**Work instructions**
For the entries that follow, state how many lines include the word "title", giving the number and nothing else.

**Stored entries**
Start

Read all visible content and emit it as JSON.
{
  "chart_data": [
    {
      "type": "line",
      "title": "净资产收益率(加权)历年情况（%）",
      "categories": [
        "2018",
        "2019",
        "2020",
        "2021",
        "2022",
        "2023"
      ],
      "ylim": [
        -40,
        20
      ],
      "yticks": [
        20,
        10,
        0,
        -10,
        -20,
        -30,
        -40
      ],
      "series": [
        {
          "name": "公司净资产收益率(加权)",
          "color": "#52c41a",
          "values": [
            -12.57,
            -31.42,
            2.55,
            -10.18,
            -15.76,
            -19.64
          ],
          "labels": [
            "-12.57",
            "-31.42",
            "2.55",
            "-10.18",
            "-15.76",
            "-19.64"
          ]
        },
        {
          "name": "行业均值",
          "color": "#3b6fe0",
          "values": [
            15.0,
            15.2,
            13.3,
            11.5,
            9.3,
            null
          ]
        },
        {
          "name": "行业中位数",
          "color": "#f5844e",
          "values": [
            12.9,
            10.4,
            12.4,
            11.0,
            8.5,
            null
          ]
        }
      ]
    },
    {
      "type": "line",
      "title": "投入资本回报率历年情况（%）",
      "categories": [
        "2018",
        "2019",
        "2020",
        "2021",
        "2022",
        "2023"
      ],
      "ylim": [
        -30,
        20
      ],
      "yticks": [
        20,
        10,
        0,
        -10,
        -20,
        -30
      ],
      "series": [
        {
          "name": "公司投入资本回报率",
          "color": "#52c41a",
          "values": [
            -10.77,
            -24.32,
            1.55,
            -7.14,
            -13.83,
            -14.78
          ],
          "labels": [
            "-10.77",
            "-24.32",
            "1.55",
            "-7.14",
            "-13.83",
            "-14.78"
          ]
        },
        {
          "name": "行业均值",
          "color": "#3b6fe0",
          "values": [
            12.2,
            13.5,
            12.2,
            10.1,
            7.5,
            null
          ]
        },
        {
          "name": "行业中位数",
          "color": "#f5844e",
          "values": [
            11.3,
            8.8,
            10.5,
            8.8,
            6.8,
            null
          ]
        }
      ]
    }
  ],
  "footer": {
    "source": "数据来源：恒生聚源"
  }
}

End

**Task result**
2